━━━━━ Extracted records ━━━━━
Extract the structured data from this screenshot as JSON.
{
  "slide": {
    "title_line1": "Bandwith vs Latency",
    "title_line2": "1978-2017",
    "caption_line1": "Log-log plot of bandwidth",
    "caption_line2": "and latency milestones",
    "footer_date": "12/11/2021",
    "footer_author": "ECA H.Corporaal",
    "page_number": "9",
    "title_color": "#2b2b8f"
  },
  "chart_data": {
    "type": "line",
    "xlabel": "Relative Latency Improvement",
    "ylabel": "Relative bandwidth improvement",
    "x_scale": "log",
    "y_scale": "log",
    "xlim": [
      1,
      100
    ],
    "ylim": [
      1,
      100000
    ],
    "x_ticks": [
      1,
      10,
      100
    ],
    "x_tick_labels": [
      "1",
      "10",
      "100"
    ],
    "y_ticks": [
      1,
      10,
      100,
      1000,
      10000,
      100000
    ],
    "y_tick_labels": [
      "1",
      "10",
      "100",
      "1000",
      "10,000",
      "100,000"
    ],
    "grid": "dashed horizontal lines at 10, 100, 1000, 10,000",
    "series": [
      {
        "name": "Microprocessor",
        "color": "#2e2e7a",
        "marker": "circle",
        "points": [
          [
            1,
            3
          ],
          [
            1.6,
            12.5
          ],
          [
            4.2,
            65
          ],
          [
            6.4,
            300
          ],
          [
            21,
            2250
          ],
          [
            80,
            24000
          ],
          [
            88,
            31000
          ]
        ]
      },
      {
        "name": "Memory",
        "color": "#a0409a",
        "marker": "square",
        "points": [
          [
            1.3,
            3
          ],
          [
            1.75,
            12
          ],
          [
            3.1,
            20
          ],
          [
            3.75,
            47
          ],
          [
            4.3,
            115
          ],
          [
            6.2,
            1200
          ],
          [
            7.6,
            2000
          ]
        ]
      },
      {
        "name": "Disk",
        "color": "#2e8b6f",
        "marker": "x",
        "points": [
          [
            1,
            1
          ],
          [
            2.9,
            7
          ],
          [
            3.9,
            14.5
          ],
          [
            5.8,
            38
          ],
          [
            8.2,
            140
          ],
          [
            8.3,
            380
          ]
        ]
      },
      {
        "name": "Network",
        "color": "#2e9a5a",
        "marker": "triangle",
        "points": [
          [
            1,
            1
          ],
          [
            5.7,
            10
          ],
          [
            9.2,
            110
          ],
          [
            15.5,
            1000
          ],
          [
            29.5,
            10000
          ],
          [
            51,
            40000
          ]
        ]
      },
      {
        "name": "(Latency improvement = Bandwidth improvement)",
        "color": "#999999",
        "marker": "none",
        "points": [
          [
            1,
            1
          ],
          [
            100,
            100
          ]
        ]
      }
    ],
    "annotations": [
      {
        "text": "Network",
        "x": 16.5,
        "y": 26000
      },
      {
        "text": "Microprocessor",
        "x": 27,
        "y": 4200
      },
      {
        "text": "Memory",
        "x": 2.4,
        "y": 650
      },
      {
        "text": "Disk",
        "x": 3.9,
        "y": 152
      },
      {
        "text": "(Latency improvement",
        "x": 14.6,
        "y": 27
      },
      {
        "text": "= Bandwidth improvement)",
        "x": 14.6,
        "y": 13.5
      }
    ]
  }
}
━━━━━
__Given instruction__:
Write out the entire listing exactly.

__Solution to this exercise__:
Extract the structured data from this screenshot as JSON.
{
  "slide": {
    "title_line1": "Bandwith vs Latency",
    "title_line2": "1978-2017",
    "caption_line1": "Log-log plot of bandwidth",
    "caption_line2": "and latency milestones",
    "footer_date": "12/11/2021",
    "footer_author": "ECA H.Corporaal",
    "page_number": "9",
    "title_color": "#2b2b8f"
  },
  "chart_data": {
    "type": "line",
    "xlabel": "Relative Latency Improvement",
    "ylabel": "Relative bandwidth improvement",
    "x_scale": "log",
    "y_scale": "log",
    "xlim": [
      1,
      100
    ],
    "ylim": [
      1,
      100000
    ],
    "x_ticks": [
      1,
      10,
      100
    ],
    "x_tick_labels": [
      "1",
      "10",
      "100"
    ],
    "y_ticks": [
      1,
      10,
      100,
      1000,
      10000,
      100000
    ],
    "y_tick_labels": [
      "1",
      "10",
      "100",
      "1000",
      "10,000",
      "100,000"
    ],
    "grid": "dashed horizontal lines at 10, 100, 1000, 10,000",
    "series": [
      {
        "name": "Microprocessor",
        "color": "#2e2e7a",
        "marker": "circle",
        "points": [
          [
            1,
            3
          ],
          [
            1.6,
            12.5
          ],
          [
            4.2,
            65
          ],
          [
            6.4,
            300
          ],
          [
            21,
            2250
          ],
          [
            80,
            24000
          ],
          [
            88,
            31000
          ]
        ]
      },
      {
        "name": "Memory",
        "color": "#a0409a",
        "marker": "square",
        "points": [
          [
            1.3,
            3
          ],
          [
            1.75,
            12
          ],
          [
            3.1,
            20
          ],
          [
            3.75,
            47
          ],
          [
            4.3,
            115
          ],
          [
            6.2,
            1200
          ],
          [
            7.6,
            2000
          ]
        ]
      },
      {
        "name": "Disk",
        "color": "#2e8b6f",
        "marker": "x",
        "points": [
          [
            1,
            1
          ],
          [
            2.9,
            7
          ],
          [
            3.9,
            14.5
          ],
          [
            5.8,
            38
          ],
          [
            8.2,
            140
          ],
          [
            8.3,
            380
          ]
        ]
      },
      {
        "name": "Network",
        "color": "#2e9a5a",
        "marker": "triangle",
        "points": [
          [
            1,
            1
          ],
          [
            5.7,
            10
          ],
          [
            9.2,
            110
          ],
          [
            15.5,
            1000
          ],
          [
            29.5,
            10000
          ],
          [
            51,
            40000
          ]
        ]
      },
      {
        "name": "(Latency improvement = Bandwidth improvement)",
        "color": "#999999",
        "marker": "none",
        "points": [
          [
            1,
            1
          ],
          [
            100,
            100
          ]
        ]
      }
    ],
    "annotations": [
      {
        "text": "Network",
        "x": 16.5,
        "y": 26000
      },
      {
        "text": "Microprocessor",
        "x": 27,
        "y": 4200
      },
      {
        "text": "Memory",
        "x": 2.4,
        "y": 650
      },
      {
        "text": "Disk",
        "x": 3.9,
        "y": 152
      },
      {
        "text": "(Latency improvement",
        "x": 14.6,
        "y": 27
      },
      {
        "text": "= Bandwidth improvement)",
        "x": 14.6,
        "y": 13.5
      }
    ]
  }
}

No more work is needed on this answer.